**ATIVIDADES PROPOSTAS:**
a: Segundo o trecho da página, quem foi mais ágil ao ultrapassar os obstáculos e crescer no jogo da vida?
b: Enumere todos os termos do trecho da página que designam componentes materiais do jogo de tabuleiro, como partes do próprio tabuleiro ou objetos usados nele.
c: Extraia do trecho da página, sem nenhuma alteração, a passagem entre "Tentando ser um" e "o meu Domingo.", inclusive.

**TRECHO DA PÁGINA:**
* * * * * * *
Tentando ser um bom esportista,
foi camarada ao ajudar a Gracyanne a juntar as peças para guardar o jogo antes
de abrir o portão para que ela fosse embora, para que eu pudesse curtir
silenciosamente a minha revolta interior por ter perdido. E como todo
obsessivo-compulsivo por competições perdidas, eu fiquei relembrando cada
andança por aquele tabuleiro até chegar a uma conclusão mais confortável: por
sorte ou por acaso, a Gracyanne foi definitivamente mais ágil do que eu ao
ultrapassar os obstáculos e crescer no jogo da vida, enquanto eu ficava sendo
retido por paradas obrigatórias ou espaços fatídicos que me mandavam “voltar
duas casas” ou mais. Eventualmente eu esqueci o assunto e fui tratar de alguma
outra coisa, desta vez envolvendo mais tédio do que ócio criativo para
finalizar o meu Domingo.
* * * * * * *
**DADOS FORNECIDOS:**
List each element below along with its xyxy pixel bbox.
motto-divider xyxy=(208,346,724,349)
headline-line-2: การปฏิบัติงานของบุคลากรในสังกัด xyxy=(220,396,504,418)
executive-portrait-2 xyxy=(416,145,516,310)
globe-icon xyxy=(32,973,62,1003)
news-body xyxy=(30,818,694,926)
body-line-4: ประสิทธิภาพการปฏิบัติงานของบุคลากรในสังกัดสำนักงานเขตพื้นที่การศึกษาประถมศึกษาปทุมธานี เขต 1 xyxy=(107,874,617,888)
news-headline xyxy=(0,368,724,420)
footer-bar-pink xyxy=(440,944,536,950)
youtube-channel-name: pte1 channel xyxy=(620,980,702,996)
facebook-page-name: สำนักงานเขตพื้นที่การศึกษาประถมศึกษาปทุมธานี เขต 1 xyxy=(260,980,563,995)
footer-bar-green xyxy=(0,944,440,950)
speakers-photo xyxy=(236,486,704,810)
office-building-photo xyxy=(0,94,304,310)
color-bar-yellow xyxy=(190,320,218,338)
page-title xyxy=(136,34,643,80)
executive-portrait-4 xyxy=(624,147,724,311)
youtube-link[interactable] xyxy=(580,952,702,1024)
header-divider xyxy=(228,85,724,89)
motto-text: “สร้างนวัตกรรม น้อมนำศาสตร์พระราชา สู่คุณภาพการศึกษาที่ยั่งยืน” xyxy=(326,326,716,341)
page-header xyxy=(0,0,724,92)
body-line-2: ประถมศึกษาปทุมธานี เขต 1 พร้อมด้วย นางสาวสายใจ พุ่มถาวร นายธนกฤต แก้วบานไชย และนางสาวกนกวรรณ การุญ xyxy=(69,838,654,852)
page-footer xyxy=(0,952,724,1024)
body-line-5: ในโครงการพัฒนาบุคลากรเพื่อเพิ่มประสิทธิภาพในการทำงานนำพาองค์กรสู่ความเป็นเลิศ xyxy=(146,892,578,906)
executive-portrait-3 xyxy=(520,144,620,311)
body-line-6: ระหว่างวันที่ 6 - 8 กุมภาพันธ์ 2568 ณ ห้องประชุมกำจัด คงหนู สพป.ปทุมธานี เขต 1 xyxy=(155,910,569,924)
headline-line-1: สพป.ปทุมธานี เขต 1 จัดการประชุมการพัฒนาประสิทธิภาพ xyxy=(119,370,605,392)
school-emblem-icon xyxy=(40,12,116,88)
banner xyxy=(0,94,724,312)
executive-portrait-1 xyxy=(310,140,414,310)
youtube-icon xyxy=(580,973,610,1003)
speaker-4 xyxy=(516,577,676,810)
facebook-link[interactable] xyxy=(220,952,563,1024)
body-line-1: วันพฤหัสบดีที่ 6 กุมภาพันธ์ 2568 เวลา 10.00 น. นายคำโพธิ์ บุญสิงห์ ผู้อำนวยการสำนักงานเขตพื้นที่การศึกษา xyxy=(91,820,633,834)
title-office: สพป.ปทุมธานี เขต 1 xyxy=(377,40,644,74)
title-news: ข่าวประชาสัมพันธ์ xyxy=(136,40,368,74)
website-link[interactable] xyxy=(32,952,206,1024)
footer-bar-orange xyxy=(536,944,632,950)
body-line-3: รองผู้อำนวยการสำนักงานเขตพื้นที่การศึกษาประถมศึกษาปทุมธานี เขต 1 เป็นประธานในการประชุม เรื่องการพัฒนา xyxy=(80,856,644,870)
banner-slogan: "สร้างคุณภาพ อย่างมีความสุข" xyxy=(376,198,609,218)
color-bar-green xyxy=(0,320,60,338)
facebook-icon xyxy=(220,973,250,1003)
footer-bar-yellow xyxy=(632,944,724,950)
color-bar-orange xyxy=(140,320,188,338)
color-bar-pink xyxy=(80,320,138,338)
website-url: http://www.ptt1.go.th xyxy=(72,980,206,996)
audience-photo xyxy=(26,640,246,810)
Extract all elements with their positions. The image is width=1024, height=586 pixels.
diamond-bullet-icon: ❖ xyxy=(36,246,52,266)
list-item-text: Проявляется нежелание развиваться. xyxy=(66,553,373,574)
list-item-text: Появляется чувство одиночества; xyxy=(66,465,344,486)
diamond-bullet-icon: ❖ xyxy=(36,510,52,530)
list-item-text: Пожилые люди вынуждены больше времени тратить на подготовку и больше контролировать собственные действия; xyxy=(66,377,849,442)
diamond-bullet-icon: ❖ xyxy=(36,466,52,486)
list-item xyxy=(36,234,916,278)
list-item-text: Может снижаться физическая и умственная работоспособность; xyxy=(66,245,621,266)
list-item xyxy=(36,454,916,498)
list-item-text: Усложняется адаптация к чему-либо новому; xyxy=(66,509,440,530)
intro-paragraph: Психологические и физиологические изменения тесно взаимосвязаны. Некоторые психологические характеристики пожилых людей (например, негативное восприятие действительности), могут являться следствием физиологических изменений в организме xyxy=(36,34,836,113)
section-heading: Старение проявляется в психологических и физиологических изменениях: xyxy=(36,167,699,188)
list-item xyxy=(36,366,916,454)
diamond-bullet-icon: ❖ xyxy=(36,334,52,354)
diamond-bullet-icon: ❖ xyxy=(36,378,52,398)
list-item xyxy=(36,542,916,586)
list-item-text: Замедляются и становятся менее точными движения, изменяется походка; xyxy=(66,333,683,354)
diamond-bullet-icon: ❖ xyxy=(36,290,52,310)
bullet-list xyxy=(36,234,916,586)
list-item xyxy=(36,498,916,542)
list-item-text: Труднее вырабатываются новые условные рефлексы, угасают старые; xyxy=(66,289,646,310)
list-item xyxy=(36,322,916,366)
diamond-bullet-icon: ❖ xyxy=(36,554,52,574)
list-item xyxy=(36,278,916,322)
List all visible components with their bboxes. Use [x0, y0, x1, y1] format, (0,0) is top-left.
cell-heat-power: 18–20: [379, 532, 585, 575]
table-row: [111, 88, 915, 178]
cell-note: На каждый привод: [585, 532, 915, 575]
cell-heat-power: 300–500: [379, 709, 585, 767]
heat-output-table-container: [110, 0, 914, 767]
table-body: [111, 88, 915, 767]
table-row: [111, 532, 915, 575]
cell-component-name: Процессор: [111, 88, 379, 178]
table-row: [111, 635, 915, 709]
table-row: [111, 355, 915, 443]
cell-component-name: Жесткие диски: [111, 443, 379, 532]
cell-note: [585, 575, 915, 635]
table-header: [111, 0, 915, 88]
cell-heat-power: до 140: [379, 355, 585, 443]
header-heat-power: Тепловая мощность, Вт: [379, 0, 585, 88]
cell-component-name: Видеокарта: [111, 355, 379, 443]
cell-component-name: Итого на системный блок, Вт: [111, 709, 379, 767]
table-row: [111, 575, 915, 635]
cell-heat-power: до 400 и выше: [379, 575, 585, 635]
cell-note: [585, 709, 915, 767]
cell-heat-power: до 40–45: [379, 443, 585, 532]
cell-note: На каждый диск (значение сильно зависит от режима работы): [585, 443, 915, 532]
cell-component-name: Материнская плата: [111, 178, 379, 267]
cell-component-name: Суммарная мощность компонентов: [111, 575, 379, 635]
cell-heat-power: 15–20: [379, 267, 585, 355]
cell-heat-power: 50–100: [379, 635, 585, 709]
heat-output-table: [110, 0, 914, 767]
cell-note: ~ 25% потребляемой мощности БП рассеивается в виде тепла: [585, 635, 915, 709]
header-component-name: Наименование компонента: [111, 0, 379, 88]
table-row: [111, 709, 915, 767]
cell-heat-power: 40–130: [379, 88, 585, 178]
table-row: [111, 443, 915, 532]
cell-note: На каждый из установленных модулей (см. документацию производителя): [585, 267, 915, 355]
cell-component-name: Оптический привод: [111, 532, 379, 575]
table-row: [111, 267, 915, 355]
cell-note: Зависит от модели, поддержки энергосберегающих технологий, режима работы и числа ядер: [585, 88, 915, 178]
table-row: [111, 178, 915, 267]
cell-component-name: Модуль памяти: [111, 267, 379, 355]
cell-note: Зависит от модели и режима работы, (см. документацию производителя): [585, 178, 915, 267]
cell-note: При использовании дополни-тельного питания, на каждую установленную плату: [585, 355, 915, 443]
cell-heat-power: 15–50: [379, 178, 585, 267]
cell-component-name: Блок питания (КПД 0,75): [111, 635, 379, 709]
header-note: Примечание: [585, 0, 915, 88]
* * * * * * *
**RESOLUÇÃO DOS EXERCÍCIOS:**
a: A Gracyanne.

b: peças; tabuleiro; paradas obrigatórias; espaços fatídicos; casas

c:
Tentando ser um bom esportista,
foi camarada ao ajudar a Gracyanne a juntar as peças para guardar o jogo antes
de abrir o portão para que ela fosse embora, para que eu pudesse curtir
silenciosamente a minha revolta interior por ter perdido. E como todo
obsessivo-compulsivo por competições perdidas, eu fiquei relembrando cada
andança por aquele tabuleiro até chegar a uma conclusão mais confortável: por
sorte ou por acaso, a Gracyanne foi definitivamente mais ágil do que eu ao
ultrapassar os obstáculos e crescer no jogo da vida, enquanto eu ficava sendo
retido por paradas obrigatórias ou espaços fatídicos que me mandavam “voltar
duas casas” ou mais. Eventualmente eu esqueci o assunto e fui tratar de alguma
outra coisa, desta vez envolvendo mais tédio do que ócio criativo para
finalizar o meu Domingo.